> **SET TASK**:
Set down the data below without change, skipping the pictures it holds.

Dataset listings of figures:

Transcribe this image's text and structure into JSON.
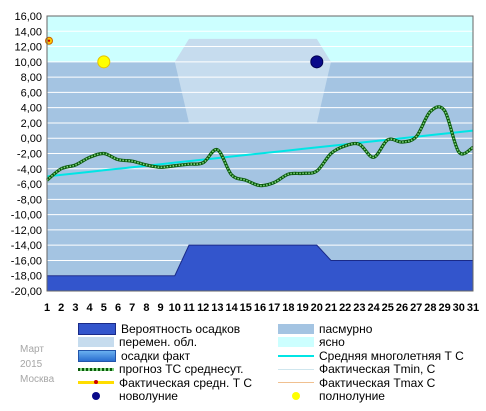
{
  "chart_data": {
    "type": "line",
    "xlim": [
      1,
      31
    ],
    "ylim": [
      -20,
      16
    ],
    "x": [
      1,
      2,
      3,
      4,
      5,
      6,
      7,
      8,
      9,
      10,
      11,
      12,
      13,
      14,
      15,
      16,
      17,
      18,
      19,
      20,
      21,
      22,
      23,
      24,
      25,
      26,
      27,
      28,
      29,
      30,
      31
    ],
    "x_tick_labels": [
      "1",
      "2",
      "3",
      "4",
      "5",
      "6",
      "7",
      "8",
      "9",
      "10",
      "11",
      "12",
      "13",
      "14",
      "15",
      "16",
      "17",
      "18",
      "19",
      "20",
      "21",
      "22",
      "23",
      "24",
      "25",
      "26",
      "27",
      "28",
      "29",
      "30",
      "31"
    ],
    "y_tick_labels": [
      "16,00",
      "14,00",
      "12,00",
      "10,00",
      "8,00",
      "6,00",
      "4,00",
      "2,00",
      "0,00",
      "-2,00",
      "-4,00",
      "-6,00",
      "-8,00",
      "-10,00",
      "-12,00",
      "-14,00",
      "-16,00",
      "-18,00",
      "-20,00"
    ],
    "precipitation_probability_band": [
      {
        "x": 1,
        "top": -18.0
      },
      {
        "x": 10,
        "top": -18.0
      },
      {
        "x": 11,
        "top": -14.0
      },
      {
        "x": 20,
        "top": -14.0
      },
      {
        "x": 21,
        "top": -16.0
      },
      {
        "x": 31,
        "top": -16.0
      }
    ],
    "cloudiness": {
      "overcast": [
        {
          "x0": 1,
          "x1": 10,
          "top": 10
        },
        {
          "x0": 10,
          "x1": 11,
          "top": 2
        },
        {
          "x0": 11,
          "x1": 20,
          "top": 2
        },
        {
          "x0": 20,
          "x1": 21,
          "top": 2
        },
        {
          "x0": 21,
          "x1": 31,
          "top": 10
        }
      ],
      "variable_top": [
        {
          "x": 10,
          "y": 10
        },
        {
          "x": 11,
          "y": 13
        },
        {
          "x": 20,
          "y": 13
        },
        {
          "x": 21,
          "y": 10
        }
      ],
      "clear_top": 16
    },
    "series": [
      {
        "name": "прогноз ТС среднесут.",
        "style": "dotted-green",
        "values": [
          -5.5,
          -4.0,
          -3.5,
          -2.5,
          -2.0,
          -2.8,
          -3.0,
          -3.5,
          -3.8,
          -3.6,
          -3.4,
          -3.2,
          -1.5,
          -4.8,
          -5.5,
          -6.2,
          -5.8,
          -4.7,
          -4.6,
          -4.3,
          -2.0,
          -1.0,
          -0.8,
          -2.5,
          -0.2,
          -0.5,
          0.2,
          3.5,
          3.6,
          -1.8,
          -1.2
        ]
      },
      {
        "name": "Средняя многолетняя Т С",
        "style": "solid-cyan",
        "values": [
          -5.0,
          -4.8,
          -4.6,
          -4.4,
          -4.2,
          -4.0,
          -3.8,
          -3.6,
          -3.4,
          -3.2,
          -3.0,
          -2.8,
          -2.6,
          -2.4,
          -2.2,
          -2.0,
          -1.8,
          -1.6,
          -1.4,
          -1.2,
          -1.0,
          -0.8,
          -0.6,
          -0.4,
          -0.2,
          0.0,
          0.2,
          0.4,
          0.6,
          0.8,
          1.0
        ]
      }
    ],
    "actual_mean_points": [
      {
        "x": 1,
        "y": 12.5
      }
    ],
    "full_moon": {
      "x": 5,
      "y": 10
    },
    "new_moon": {
      "x": 20,
      "y": 10
    },
    "colors": {
      "clear_bg": "#ccffff",
      "variable_bg": "#c6dcee",
      "overcast_bg": "#a4c4e2",
      "precip_fill": "#3355cc",
      "forecast_line": "#008000",
      "norm_line": "#00e5e5",
      "gridline": "#ffffff"
    }
  },
  "legend": {
    "items": [
      {
        "label": "Вероятность осадков",
        "swatch": "precip-prob",
        "icon": "dark-blue-box"
      },
      {
        "label": "пасмурно",
        "swatch": "overcast",
        "icon": "steel-blue-box"
      },
      {
        "label": "перемен. обл.",
        "swatch": "variable",
        "icon": "light-steel-box"
      },
      {
        "label": "ясно",
        "swatch": "clear",
        "icon": "pale-cyan-box"
      },
      {
        "label": "осадки факт",
        "swatch": "precip-fact",
        "icon": "blue-gradient-box"
      },
      {
        "label": "Средняя многолетняя Т С",
        "swatch": "norm",
        "icon": "cyan-line"
      },
      {
        "label": "прогноз ТС среднесут.",
        "swatch": "forecast",
        "icon": "green-dotted-line"
      },
      {
        "label": "Фактическая Tmin, С",
        "swatch": "tmin",
        "icon": "light-line"
      },
      {
        "label": "Фактическая средн. Т С",
        "swatch": "tmean",
        "icon": "yellow-line-with-red-dot"
      },
      {
        "label": "Фактическая Tmax С",
        "swatch": "tmax",
        "icon": "orange-line"
      },
      {
        "label": "новолуние",
        "swatch": "new-moon",
        "icon": "dark-blue-circle"
      },
      {
        "label": "полнолуние",
        "swatch": "full-moon",
        "icon": "yellow-circle"
      }
    ]
  },
  "caption": {
    "month": "Март",
    "year": "2015",
    "city": "Москва"
  }
}
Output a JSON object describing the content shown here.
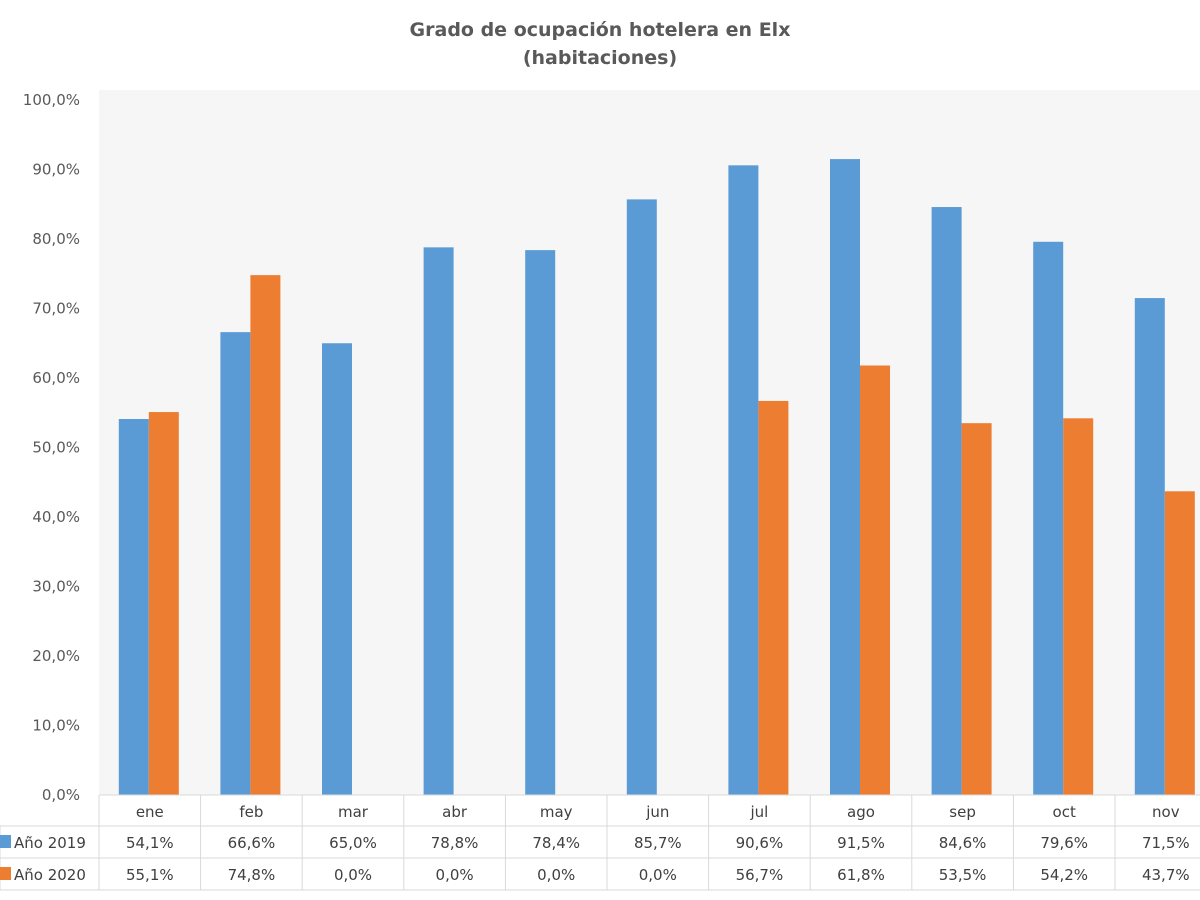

> **FINISHED ANSWER**:
Transcribe this image's text and structure into JSON.
{
  "chart_data": {
    "type": "line",
    "xlim": [
      1,
      31
    ],
    "ylim": [
      -20,
      16
    ],
    "x": [
      1,
      2,
      3,
      4,
      5,
      6,
      7,
      8,
      9,
      10,
      11,
      12,
      13,
      14,
      15,
      16,
      17,
      18,
      19,
      20,
      21,
      22,
      23,
      24,
      25,
      26,
      27,
      28,
      29,
      30,
      31
    ],
    "x_tick_labels": [
      "1",
      "2",
      "3",
      "4",
      "5",
      "6",
      "7",
      "8",
      "9",
      "10",
      "11",
      "12",
      "13",
      "14",
      "15",
      "16",
      "17",
      "18",
      "19",
      "20",
      "21",
      "22",
      "23",
      "24",
      "25",
      "26",
      "27",
      "28",
      "29",
      "30",
      "31"
    ],
    "y_tick_labels": [
      "16,00",
      "14,00",
      "12,00",
      "10,00",
      "8,00",
      "6,00",
      "4,00",
      "2,00",
      "0,00",
      "-2,00",
      "-4,00",
      "-6,00",
      "-8,00",
      "-10,00",
      "-12,00",
      "-14,00",
      "-16,00",
      "-18,00",
      "-20,00"
    ],
    "precipitation_probability_band": [
      {
        "x": 1,
        "top": -18.0
      },
      {
        "x": 10,
        "top": -18.0
      },
      {
        "x": 11,
        "top": -14.0
      },
      {
        "x": 20,
        "top": -14.0
      },
      {
        "x": 21,
        "top": -16.0
      },
      {
        "x": 31,
        "top": -16.0
      }
    ],
    "cloudiness": {
      "overcast": [
        {
          "x0": 1,
          "x1": 10,
          "top": 10
        },
        {
          "x0": 10,
          "x1": 11,
          "top": 2
        },
        {
          "x0": 11,
          "x1": 20,
          "top": 2
        },
        {
          "x0": 20,
          "x1": 21,
          "top": 2
        },
        {
          "x0": 21,
          "x1": 31,
          "top": 10
        }
      ],
      "variable_top": [
        {
          "x": 10,
          "y": 10
        },
        {
          "x": 11,
          "y": 13
        },
        {
          "x": 20,
          "y": 13
        },
        {
          "x": 21,
          "y": 10
        }
      ],
      "clear_top": 16
    },
    "series": [
      {
        "name": "прогноз ТС среднесут.",
        "style": "dotted-green",
        "values": [
          -5.5,
          -4.0,
          -3.5,
          -2.5,
          -2.0,
          -2.8,
          -3.0,
          -3.5,
          -3.8,
          -3.6,
          -3.4,
          -3.2,
          -1.5,
          -4.8,
          -5.5,
          -6.2,
          -5.8,
          -4.7,
          -4.6,
          -4.3,
          -2.0,
          -1.0,
          -0.8,
          -2.5,
          -0.2,
          -0.5,
          0.2,
          3.5,
          3.6,
          -1.8,
          -1.2
        ]
      },
      {
        "name": "Средняя многолетняя Т С",
        "style": "solid-cyan",
        "values": [
          -5.0,
          -4.8,
          -4.6,
          -4.4,
          -4.2,
          -4.0,
          -3.8,
          -3.6,
          -3.4,
          -3.2,
          -3.0,
          -2.8,
          -2.6,
          -2.4,
          -2.2,
          -2.0,
          -1.8,
          -1.6,
          -1.4,
          -1.2,
          -1.0,
          -0.8,
          -0.6,
          -0.4,
          -0.2,
          0.0,
          0.2,
          0.4,
          0.6,
          0.8,
          1.0
        ]
      }
    ],
    "actual_mean_points": [
      {
        "x": 1,
        "y": 12.5
      }
    ],
    "full_moon": {
      "x": 5,
      "y": 10
    },
    "new_moon": {
      "x": 20,
      "y": 10
    },
    "colors": {
      "clear_bg": "#ccffff",
      "variable_bg": "#c6dcee",
      "overcast_bg": "#a4c4e2",
      "precip_fill": "#3355cc",
      "forecast_line": "#008000",
      "norm_line": "#00e5e5",
      "gridline": "#ffffff"
    }
  },
  "legend": {
    "items": [
      {
        "label": "Вероятность осадков",
        "swatch": "precip-prob",
        "icon": "dark-blue-box"
      },
      {
        "label": "пасмурно",
        "swatch": "overcast",
        "icon": "steel-blue-box"
      },
      {
        "label": "перемен. обл.",
        "swatch": "variable",
        "icon": "light-steel-box"
      },
      {
        "label": "ясно",
        "swatch": "clear",
        "icon": "pale-cyan-box"
      },
      {
        "label": "осадки факт",
        "swatch": "precip-fact",
        "icon": "blue-gradient-box"
      },
      {
        "label": "Средняя многолетняя Т С",
        "swatch": "norm",
        "icon": "cyan-line"
      },
      {
        "label": "прогноз ТС среднесут.",
        "swatch": "forecast",
        "icon": "green-dotted-line"
      },
      {
        "label": "Фактическая Tmin, С",
        "swatch": "tmin",
        "icon": "light-line"
      },
      {
        "label": "Фактическая средн. Т С",
        "swatch": "tmean",
        "icon": "yellow-line-with-red-dot"
      },
      {
        "label": "Фактическая Tmax С",
        "swatch": "tmax",
        "icon": "orange-line"
      },
      {
        "label": "новолуние",
        "swatch": "new-moon",
        "icon": "dark-blue-circle"
      },
      {
        "label": "полнолуние",
        "swatch": "full-moon",
        "icon": "yellow-circle"
      }
    ]
  },
  "caption": {
    "month": "Март",
    "year": "2015",
    "city": "Москва"
  }
}
Output a JSON object describing the content shown here.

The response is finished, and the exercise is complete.